书评原文:
——————

《华尔街日报》评论《脑航员》:玩一场“禁忌游戏”
Dominic Green
图片来源:盖蒂图片社美国社会是一场庞大的药理实验。去年,美国缉毒局查获的芬太尼相当于3.79亿致死剂量。据美国疾控中心2020年报告,医生开出了1.43亿份阿片类药物处方。超过4000万美国人服用阿得拉(活性成分:苯丙胺盐类),近同等数量人群正在服用SSRI类抗抑郁药。用药低龄化趋势明显:美国儿科学会建议,多动症患儿需年满六岁方可开具苯丙胺处方。
面对如此数据,英国作家迈克·杰伊认为毒品对现代心智塑造至关重要的观点不无道理。但究竟是哪些毒品?又塑造了谁的心智?杰伊在《精神探险家》一书中基本回避了当下普遍的精神麻木现象——芬太尼、SSRI类药物和奥施康定未被提及,大麻销售合法化后随之而来的精神疾病泛滥、暴力行为异常及社会萎靡现象也未有讨论。相反,作者以五分维多利亚时代的怀旧情绪,兑入一分致幻未来主义进行调和。
杰伊写道,19世纪的"叛逆者、自学者、波西米亚人和神秘主义者"可以自由进行意识实验而不受当局干扰。此言不虚,但彼时同样存在驱使儿童清扫烟囱、下井采矿乃至沦为娼妓的现象。作者认为,当"反毒品"的20世纪以种族主义为由实施禁令时,不仅践踏了个人自主权、将愉悦行为定罪,更扼杀了精神探索实验可能带来的认知突破。美国的毒品管制始于1875年针对旧金山鸦片馆的禁令,1914年《哈里森麻醉品法案》后加速推进,至进步主义时期已演变为清教徒式的狂热运动。

——————

待做题目:
1) 根据这篇书评，美国的毒品管制始于哪一年、针对什么的禁令？
2) 请从这篇书评最后一句之后接着续写下去。
这些记录与本部分内容无关。

——————

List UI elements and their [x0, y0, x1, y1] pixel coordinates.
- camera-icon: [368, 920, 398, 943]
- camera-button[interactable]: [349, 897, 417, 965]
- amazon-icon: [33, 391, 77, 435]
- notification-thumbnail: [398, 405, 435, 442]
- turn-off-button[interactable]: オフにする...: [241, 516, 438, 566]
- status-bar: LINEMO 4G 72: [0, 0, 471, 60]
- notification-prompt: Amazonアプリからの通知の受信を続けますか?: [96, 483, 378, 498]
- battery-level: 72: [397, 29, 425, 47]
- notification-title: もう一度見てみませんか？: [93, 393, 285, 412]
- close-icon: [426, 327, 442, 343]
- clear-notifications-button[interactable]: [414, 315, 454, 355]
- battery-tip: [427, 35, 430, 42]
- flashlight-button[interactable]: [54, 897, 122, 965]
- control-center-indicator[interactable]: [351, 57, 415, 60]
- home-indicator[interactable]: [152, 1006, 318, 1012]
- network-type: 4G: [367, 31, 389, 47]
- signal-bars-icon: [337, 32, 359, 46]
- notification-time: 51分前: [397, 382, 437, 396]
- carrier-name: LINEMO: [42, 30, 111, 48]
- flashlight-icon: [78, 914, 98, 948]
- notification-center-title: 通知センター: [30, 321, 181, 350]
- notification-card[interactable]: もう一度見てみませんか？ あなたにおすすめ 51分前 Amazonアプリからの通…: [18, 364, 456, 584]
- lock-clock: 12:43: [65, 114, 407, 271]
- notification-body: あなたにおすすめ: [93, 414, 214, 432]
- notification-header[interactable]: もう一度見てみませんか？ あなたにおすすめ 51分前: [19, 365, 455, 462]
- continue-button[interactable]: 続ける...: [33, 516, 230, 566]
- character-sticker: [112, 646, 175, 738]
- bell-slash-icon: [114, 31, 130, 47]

——————

参考解答:
1) 始于1875年针对旧金山鸦片馆的禁令。

2)
杰伊先生认为,西方对毒品的"矛盾态度"体现了"不同现代性版本之间的断层线"。他写道,上个世纪对毒品使用的禁忌造成了"我们追寻现代自我漫长历程中的一段空白"。此后价值观转向了加拿大哲学家查尔斯·泰勒所总结的"内在性、自由、个性与回归自然"。杰伊相信,这种观点将毒品从"存在性威胁"转变为"拓展心智、恢复健康、发现真实自我"的工具。
遗忘毒品历史的民族注定重蹈覆辙。西欧本土缺乏古柯叶、阿拉伯茶或槟榔等兴奋剂。贸易与帝国扩张带来了茶叶、咖啡和巧克力等"清醒的致醉物"——还有大麻。1689年,罗伯特·胡克向伦敦皇家学会报告称食用大麻让他"异常欢欣"且"饥肠辘辘"。1799年,化学家汉弗莱·戴维服用新发现的一氧化二氮后,也经历了类似的欣快体验。
第一代瘾君子曾有着更高雅的面貌。鸦片激发了浪漫主义者对内心感受的狂热。作为浪漫主义运动的基思·理查兹,柯勒律治启发了《一个英国鸦片吸食者的自白》作者托马斯·德·昆西。德·昆西影响了爱伦·坡,而坡的法语译者波德莱尔在戈蒂耶举办"哈希什俱乐部"的沙龙楼上写就《恶之花》。波德莱尔早已洞见毒品是"禁忌游戏",却仍沉溺其中,最终落得与母亲相依为命。
随着科技加速生活节奏,吸毒者加大了摄入量。“我厌恶生活的单调乏味,“夏洛克·福尔摩斯在给自己注射7%可卡因溶液后对华生医生说,“我渴望精神的亢奋。“19世纪咖啡饮用者的代表人物是《人间喜剧》系列作者奥诺雷·德·巴尔扎克。他通过"空腹干嚼大把咖啡粉"来激发创作灵感和胃液分泌。当心悸和盗汗症状消退后,巴尔扎克得出结论:“咖啡需要祭品。”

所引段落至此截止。